**** EXCERPTED RECORDS

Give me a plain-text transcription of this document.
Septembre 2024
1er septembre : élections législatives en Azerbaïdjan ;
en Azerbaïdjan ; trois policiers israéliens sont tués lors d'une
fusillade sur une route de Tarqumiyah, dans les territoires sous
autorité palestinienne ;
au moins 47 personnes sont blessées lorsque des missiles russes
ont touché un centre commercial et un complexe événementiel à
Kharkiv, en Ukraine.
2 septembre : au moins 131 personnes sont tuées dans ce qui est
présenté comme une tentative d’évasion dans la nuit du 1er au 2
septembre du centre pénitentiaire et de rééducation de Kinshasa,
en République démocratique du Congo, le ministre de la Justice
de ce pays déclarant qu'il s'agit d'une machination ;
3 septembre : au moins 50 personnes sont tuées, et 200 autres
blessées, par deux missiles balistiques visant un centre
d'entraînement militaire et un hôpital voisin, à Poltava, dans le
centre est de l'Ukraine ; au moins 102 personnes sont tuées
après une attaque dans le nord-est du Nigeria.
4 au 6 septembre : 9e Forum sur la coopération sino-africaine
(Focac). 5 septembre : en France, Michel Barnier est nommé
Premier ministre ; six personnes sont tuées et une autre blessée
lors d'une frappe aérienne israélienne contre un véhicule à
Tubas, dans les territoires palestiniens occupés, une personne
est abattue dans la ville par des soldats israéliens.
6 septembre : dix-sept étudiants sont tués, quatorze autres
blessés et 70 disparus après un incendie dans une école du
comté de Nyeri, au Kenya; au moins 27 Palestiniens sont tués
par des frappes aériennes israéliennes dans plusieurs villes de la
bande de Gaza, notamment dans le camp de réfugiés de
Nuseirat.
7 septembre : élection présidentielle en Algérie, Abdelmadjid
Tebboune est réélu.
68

********

- _WHAT TO DO_:
Scan the entries above and work out how many lines include the word "tués"; the reply is that number alone.

- _ANSWER TO THE PROBLEM_:
3